» **WHAT YOU SHOULD DO**
Read the records and gather each line that includes "text".
+ + +
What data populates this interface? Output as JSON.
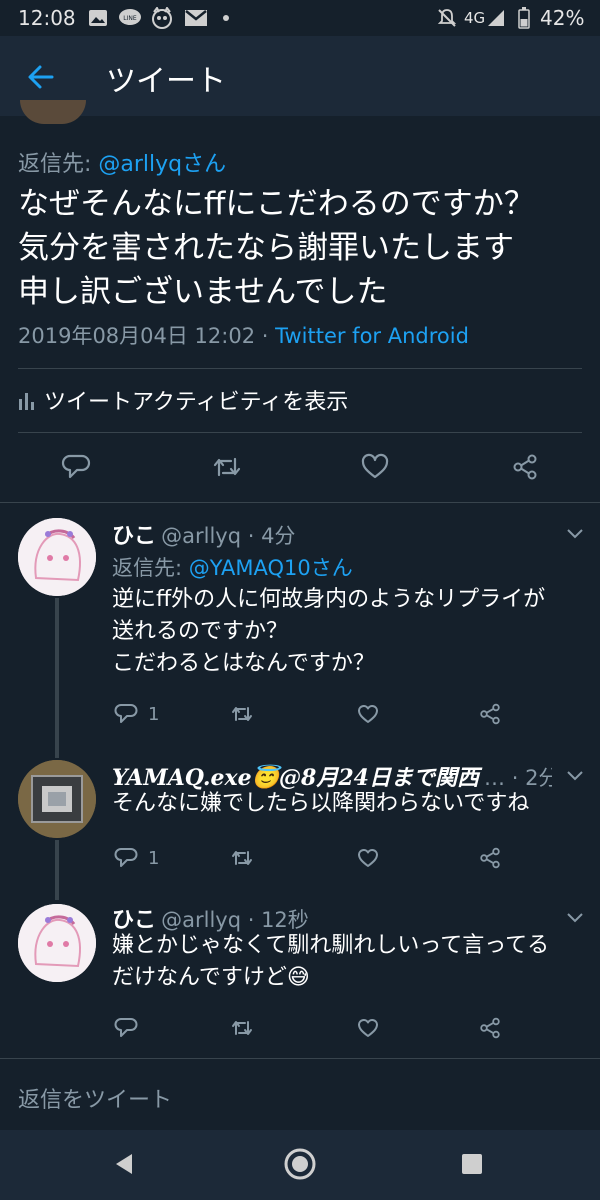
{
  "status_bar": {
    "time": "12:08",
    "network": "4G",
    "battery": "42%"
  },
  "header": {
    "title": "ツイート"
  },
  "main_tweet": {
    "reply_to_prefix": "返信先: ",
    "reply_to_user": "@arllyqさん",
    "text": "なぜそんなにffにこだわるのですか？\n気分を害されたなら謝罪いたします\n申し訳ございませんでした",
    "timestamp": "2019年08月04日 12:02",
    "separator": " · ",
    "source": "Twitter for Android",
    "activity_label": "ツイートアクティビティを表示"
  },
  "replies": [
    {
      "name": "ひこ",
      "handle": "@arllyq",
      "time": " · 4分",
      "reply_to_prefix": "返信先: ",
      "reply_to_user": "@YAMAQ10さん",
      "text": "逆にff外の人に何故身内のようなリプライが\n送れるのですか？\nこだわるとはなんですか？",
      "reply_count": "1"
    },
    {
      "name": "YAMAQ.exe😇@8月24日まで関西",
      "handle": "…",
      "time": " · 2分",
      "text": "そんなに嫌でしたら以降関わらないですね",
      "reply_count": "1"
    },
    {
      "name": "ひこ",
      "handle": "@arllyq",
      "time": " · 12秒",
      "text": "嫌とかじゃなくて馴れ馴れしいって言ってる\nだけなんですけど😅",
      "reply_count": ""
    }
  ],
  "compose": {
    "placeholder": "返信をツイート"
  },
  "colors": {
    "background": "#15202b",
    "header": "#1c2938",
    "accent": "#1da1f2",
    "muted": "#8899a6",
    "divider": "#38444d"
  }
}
+ + +
» **THE REPLY**
    "text": "なぜそんなにffにこだわるのですか？\n気分を害されたなら謝罪いたします\n申し訳ございませんでした",
      "text": "逆にff外の人に何故身内のようなリプライが\n送れるのですか？\nこだわるとはなんですか？",
      "text": "そんなに嫌でしたら以降関わらないですね",
      "text": "嫌とかじゃなくて馴れ馴れしいって言ってる\nだけなんですけど😅",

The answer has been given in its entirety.